§ **STATED GOAL**
Keep only the lines that hold the string "available", filtering out the rest of the entries below.

++++++++++++++++++++

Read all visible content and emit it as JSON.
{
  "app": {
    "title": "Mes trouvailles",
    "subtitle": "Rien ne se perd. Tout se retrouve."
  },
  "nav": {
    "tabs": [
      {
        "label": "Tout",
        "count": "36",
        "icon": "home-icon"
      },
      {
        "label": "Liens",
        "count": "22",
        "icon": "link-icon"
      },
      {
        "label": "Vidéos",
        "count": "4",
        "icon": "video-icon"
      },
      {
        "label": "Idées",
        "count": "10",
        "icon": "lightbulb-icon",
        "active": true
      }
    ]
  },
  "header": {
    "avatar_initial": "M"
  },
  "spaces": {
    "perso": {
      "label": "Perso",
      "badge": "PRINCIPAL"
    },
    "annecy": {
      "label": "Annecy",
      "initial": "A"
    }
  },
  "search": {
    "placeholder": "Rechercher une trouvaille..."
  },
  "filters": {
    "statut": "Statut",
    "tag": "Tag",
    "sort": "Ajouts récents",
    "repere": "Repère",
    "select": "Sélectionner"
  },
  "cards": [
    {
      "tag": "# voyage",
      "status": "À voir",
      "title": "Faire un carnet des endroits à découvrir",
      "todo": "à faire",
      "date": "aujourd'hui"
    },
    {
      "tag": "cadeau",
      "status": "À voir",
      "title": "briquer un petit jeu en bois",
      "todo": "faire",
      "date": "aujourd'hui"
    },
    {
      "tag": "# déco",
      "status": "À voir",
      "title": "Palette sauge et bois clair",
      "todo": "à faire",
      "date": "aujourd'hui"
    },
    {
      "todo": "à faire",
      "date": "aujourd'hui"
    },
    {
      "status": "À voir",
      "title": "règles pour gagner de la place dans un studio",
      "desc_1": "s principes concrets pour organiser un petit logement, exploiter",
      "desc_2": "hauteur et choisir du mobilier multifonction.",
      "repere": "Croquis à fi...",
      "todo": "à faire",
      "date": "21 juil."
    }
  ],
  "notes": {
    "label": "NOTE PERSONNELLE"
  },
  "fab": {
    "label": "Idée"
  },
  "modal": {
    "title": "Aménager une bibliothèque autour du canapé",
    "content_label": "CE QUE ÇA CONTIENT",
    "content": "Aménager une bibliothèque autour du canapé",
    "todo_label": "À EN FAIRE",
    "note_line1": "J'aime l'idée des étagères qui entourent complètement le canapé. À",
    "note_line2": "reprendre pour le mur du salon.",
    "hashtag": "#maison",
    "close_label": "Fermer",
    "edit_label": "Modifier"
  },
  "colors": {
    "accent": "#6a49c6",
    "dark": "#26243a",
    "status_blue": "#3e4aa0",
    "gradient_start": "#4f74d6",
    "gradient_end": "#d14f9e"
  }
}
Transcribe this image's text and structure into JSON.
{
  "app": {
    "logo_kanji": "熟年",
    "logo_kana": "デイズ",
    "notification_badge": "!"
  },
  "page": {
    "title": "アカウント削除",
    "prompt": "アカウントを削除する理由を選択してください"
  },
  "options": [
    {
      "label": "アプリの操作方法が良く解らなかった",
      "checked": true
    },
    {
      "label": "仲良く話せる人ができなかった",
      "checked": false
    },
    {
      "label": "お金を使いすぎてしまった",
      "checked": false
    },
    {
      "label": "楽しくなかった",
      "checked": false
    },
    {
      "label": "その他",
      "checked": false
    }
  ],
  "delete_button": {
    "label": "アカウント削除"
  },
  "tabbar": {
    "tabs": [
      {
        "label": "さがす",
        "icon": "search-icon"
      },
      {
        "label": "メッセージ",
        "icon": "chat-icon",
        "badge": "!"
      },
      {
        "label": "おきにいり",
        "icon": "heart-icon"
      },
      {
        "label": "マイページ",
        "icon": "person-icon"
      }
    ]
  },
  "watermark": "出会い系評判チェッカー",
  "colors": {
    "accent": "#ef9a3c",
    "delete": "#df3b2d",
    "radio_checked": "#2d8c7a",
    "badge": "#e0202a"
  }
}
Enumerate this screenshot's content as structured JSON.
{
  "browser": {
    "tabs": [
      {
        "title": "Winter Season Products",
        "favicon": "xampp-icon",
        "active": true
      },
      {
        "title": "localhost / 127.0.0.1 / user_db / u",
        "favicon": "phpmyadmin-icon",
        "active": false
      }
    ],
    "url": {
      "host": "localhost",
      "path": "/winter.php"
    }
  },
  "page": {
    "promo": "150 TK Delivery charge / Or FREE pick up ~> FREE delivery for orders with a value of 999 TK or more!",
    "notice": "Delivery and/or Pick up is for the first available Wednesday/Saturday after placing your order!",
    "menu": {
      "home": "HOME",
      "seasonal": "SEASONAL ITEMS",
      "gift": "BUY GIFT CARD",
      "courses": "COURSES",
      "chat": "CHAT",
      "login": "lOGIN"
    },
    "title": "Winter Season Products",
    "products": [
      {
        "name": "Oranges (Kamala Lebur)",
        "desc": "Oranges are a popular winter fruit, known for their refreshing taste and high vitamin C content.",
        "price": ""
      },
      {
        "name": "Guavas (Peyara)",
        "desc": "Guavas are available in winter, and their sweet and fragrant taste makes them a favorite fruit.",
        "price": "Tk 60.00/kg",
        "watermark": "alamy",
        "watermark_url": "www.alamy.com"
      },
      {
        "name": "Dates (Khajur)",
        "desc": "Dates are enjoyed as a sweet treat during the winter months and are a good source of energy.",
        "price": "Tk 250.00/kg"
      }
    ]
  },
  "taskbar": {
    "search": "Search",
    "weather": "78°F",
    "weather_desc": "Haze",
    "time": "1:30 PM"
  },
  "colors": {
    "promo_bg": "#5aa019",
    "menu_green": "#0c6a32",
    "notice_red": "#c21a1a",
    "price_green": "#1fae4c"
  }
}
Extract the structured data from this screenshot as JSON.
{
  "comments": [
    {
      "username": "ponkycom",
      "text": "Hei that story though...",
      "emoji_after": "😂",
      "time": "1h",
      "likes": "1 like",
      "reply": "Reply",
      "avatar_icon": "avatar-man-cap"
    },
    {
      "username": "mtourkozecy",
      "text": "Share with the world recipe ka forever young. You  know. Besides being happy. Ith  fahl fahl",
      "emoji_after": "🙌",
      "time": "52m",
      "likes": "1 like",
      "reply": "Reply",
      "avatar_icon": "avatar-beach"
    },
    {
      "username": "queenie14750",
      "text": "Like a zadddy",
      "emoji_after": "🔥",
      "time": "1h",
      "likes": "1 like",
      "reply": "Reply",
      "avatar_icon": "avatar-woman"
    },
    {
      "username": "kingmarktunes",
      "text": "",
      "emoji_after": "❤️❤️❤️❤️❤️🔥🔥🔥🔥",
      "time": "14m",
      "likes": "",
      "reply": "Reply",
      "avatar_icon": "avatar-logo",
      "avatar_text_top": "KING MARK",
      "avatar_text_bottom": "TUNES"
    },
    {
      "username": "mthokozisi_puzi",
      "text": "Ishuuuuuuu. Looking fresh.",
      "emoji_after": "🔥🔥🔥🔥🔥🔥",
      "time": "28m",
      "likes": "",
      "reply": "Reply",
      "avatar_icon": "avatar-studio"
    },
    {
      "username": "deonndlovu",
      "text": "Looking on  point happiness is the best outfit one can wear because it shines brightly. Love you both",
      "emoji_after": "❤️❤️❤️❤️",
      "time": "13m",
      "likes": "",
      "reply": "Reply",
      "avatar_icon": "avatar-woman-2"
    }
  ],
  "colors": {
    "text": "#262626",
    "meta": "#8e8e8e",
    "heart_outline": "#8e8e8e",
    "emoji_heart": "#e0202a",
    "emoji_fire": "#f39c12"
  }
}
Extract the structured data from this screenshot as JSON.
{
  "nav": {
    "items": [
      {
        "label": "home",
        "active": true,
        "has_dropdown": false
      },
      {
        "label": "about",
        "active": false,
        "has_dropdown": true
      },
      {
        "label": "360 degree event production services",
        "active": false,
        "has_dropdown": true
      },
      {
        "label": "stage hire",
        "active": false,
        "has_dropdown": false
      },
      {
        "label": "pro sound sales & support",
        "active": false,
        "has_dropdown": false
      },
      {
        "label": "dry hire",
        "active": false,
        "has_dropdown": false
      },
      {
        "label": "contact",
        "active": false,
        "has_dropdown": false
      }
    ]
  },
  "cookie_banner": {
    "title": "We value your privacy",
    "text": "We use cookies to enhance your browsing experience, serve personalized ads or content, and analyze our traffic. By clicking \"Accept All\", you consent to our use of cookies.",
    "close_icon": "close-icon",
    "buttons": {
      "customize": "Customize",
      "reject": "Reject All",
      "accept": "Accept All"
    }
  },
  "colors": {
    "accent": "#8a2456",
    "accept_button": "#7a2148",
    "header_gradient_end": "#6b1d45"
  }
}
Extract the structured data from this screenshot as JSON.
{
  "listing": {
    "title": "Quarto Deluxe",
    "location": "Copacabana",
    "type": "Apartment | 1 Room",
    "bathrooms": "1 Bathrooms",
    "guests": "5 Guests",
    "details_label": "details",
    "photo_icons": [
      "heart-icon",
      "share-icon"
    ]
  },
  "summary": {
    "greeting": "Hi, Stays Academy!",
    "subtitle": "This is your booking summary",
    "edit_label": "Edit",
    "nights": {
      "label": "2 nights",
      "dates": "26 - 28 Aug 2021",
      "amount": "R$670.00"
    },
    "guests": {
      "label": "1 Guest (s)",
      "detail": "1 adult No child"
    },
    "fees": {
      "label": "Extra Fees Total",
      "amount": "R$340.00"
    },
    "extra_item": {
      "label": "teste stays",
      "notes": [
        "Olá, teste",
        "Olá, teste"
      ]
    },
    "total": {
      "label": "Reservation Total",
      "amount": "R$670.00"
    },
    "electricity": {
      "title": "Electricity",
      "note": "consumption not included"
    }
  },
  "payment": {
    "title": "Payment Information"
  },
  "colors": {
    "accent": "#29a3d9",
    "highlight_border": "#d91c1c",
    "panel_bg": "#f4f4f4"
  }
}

++++++++++++++++++++

§ **FINISHED EXERCISE**
    "notice": "Delivery and/or Pick up is for the first available Wednesday/Saturday after placing your order!",
        "desc": "Guavas are available in winter, and their sweet and fragrant taste makes them a favorite fruit.",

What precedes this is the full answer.